# EXERCISE GOAL
Word for word, retype every entry in the listing.

[Records about charts and figures]
•••••

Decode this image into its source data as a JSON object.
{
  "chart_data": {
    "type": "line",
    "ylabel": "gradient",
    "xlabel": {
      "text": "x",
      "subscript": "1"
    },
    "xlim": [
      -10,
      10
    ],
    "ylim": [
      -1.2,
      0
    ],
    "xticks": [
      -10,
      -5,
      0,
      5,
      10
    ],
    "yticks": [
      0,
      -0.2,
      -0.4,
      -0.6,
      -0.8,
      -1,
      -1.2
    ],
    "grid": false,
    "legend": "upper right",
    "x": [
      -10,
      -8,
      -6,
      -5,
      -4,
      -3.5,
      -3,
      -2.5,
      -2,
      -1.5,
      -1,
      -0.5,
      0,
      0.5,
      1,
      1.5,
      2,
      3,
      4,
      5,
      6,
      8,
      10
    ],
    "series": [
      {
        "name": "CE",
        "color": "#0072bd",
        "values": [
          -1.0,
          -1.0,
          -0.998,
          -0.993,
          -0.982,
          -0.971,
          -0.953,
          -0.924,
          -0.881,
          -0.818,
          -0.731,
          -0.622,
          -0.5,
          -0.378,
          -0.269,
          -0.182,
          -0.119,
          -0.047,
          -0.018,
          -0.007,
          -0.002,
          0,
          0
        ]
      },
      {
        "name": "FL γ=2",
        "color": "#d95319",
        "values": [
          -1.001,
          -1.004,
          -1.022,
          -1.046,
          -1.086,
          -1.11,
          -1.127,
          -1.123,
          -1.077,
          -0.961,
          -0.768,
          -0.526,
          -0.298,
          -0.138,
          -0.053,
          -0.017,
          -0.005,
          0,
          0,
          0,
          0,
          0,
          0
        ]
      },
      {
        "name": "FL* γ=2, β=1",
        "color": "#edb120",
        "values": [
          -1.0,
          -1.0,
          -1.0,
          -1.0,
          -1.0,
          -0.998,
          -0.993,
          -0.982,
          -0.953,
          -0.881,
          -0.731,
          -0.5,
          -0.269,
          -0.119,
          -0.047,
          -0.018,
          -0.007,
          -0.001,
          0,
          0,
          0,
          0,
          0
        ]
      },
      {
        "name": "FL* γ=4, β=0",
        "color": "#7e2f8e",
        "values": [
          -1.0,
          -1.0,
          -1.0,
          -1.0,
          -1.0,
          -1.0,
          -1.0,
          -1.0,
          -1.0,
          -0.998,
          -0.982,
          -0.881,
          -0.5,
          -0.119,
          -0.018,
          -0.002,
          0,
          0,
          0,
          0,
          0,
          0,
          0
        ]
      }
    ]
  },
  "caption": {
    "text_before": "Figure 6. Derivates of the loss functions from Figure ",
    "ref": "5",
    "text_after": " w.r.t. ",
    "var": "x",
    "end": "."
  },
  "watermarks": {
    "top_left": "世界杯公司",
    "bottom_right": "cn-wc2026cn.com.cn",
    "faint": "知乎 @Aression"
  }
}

•••••

# RESPONSE
Decode this image into its source data as a JSON object.
{
  "chart_data": {
    "type": "line",
    "ylabel": "gradient",
    "xlabel": {
      "text": "x",
      "subscript": "1"
    },
    "xlim": [
      -10,
      10
    ],
    "ylim": [
      -1.2,
      0
    ],
    "xticks": [
      -10,
      -5,
      0,
      5,
      10
    ],
    "yticks": [
      0,
      -0.2,
      -0.4,
      -0.6,
      -0.8,
      -1,
      -1.2
    ],
    "grid": false,
    "legend": "upper right",
    "x": [
      -10,
      -8,
      -6,
      -5,
      -4,
      -3.5,
      -3,
      -2.5,
      -2,
      -1.5,
      -1,
      -0.5,
      0,
      0.5,
      1,
      1.5,
      2,
      3,
      4,
      5,
      6,
      8,
      10
    ],
    "series": [
      {
        "name": "CE",
        "color": "#0072bd",
        "values": [
          -1.0,
          -1.0,
          -0.998,
          -0.993,
          -0.982,
          -0.971,
          -0.953,
          -0.924,
          -0.881,
          -0.818,
          -0.731,
          -0.622,
          -0.5,
          -0.378,
          -0.269,
          -0.182,
          -0.119,
          -0.047,
          -0.018,
          -0.007,
          -0.002,
          0,
          0
        ]
      },
      {
        "name": "FL γ=2",
        "color": "#d95319",
        "values": [
          -1.001,
          -1.004,
          -1.022,
          -1.046,
          -1.086,
          -1.11,
          -1.127,
          -1.123,
          -1.077,
          -0.961,
          -0.768,
          -0.526,
          -0.298,
          -0.138,
          -0.053,
          -0.017,
          -0.005,
          0,
          0,
          0,
          0,
          0,
          0
        ]
      },
      {
        "name": "FL* γ=2, β=1",
        "color": "#edb120",
        "values": [
          -1.0,
          -1.0,
          -1.0,
          -1.0,
          -1.0,
          -0.998,
          -0.993,
          -0.982,
          -0.953,
          -0.881,
          -0.731,
          -0.5,
          -0.269,
          -0.119,
          -0.047,
          -0.018,
          -0.007,
          -0.001,
          0,
          0,
          0,
          0,
          0
        ]
      },
      {
        "name": "FL* γ=4, β=0",
        "color": "#7e2f8e",
        "values": [
          -1.0,
          -1.0,
          -1.0,
          -1.0,
          -1.0,
          -1.0,
          -1.0,
          -1.0,
          -1.0,
          -0.998,
          -0.982,
          -0.881,
          -0.5,
          -0.119,
          -0.018,
          -0.002,
          0,
          0,
          0,
          0,
          0,
          0,
          0
        ]
      }
    ]
  },
  "caption": {
    "text_before": "Figure 6. Derivates of the loss functions from Figure ",
    "ref": "5",
    "text_after": " w.r.t. ",
    "var": "x",
    "end": "."
  },
  "watermarks": {
    "top_left": "世界杯公司",
    "bottom_right": "cn-wc2026cn.com.cn",
    "faint": "知乎 @Aression"
  }
}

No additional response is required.